TASK TO CARRY OUT =>
Go through the records and copy each line where the word "average" occurs.

Figure contents as structured data =>
#####

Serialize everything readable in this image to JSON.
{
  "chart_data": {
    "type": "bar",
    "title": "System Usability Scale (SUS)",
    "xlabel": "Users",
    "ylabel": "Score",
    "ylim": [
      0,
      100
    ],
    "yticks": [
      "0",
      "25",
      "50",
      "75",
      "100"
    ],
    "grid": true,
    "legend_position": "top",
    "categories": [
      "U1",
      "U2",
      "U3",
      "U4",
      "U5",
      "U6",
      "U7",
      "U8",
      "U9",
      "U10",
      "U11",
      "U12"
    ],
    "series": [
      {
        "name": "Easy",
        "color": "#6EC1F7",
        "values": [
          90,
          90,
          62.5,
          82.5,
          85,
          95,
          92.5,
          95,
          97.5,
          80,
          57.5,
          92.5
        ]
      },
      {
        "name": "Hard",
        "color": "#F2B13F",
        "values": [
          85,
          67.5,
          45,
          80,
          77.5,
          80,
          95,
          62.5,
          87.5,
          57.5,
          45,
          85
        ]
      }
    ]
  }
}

#####

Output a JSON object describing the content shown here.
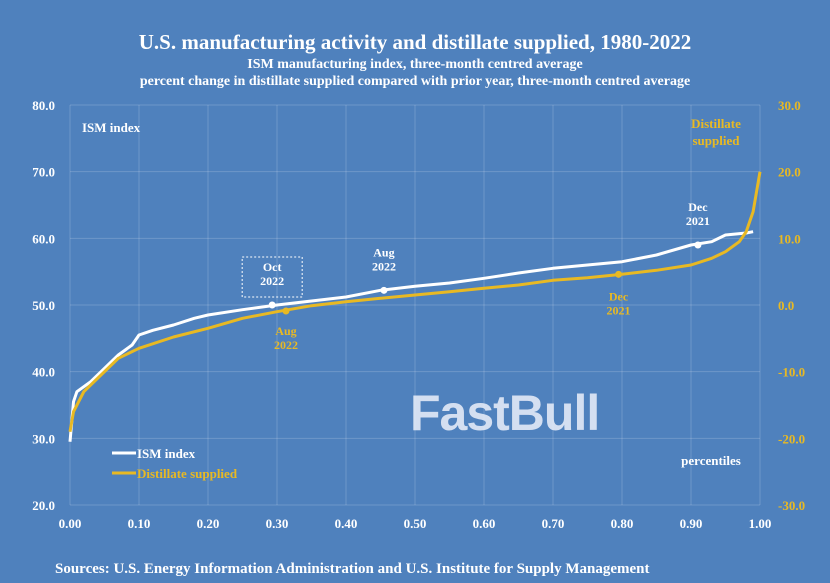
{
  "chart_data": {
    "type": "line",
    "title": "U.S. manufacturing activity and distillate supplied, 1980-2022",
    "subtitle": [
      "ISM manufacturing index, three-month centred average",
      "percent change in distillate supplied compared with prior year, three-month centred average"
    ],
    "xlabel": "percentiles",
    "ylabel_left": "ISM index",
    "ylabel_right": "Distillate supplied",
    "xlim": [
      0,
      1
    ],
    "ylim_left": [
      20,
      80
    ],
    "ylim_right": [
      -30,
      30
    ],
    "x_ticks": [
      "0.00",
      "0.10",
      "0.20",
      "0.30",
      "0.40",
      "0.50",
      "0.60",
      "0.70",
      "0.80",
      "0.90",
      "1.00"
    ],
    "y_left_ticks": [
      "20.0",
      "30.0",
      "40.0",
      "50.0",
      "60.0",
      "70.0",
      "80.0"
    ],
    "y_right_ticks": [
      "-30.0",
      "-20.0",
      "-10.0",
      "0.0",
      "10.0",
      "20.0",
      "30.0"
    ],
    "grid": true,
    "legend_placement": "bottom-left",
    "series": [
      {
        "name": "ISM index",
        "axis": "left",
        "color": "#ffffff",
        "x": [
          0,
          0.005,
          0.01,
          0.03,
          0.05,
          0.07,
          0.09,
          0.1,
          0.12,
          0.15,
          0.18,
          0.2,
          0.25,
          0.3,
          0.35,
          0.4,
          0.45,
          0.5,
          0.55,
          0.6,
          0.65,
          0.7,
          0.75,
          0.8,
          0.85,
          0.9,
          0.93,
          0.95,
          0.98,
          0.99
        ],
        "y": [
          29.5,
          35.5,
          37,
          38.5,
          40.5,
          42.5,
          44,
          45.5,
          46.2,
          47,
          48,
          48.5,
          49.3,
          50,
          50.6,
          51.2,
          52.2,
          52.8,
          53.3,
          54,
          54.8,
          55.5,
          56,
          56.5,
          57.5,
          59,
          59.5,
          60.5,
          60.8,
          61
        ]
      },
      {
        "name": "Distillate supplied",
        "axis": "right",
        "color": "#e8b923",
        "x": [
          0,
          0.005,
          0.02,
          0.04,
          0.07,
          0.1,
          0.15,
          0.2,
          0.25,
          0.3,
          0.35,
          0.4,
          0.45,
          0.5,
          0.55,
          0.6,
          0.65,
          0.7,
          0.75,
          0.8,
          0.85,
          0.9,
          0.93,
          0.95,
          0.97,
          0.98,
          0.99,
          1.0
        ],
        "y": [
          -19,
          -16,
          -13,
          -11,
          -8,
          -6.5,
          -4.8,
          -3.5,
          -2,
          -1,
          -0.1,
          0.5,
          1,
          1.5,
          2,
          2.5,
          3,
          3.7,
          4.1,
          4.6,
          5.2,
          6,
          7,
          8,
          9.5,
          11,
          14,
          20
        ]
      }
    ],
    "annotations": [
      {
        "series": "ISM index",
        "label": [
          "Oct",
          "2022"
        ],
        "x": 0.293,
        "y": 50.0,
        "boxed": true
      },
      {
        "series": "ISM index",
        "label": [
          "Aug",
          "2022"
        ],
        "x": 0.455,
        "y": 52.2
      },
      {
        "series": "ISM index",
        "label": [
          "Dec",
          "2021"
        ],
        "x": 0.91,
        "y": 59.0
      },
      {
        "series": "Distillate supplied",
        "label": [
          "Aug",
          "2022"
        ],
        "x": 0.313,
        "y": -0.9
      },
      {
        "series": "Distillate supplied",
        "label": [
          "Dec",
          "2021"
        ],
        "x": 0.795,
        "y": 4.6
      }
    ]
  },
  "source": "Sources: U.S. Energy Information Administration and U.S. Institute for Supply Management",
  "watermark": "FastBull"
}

#####

ANSWER IN FULL =>
      "ISM manufacturing index, three-month centred average",
      "percent change in distillate supplied compared with prior year, three-month centred average"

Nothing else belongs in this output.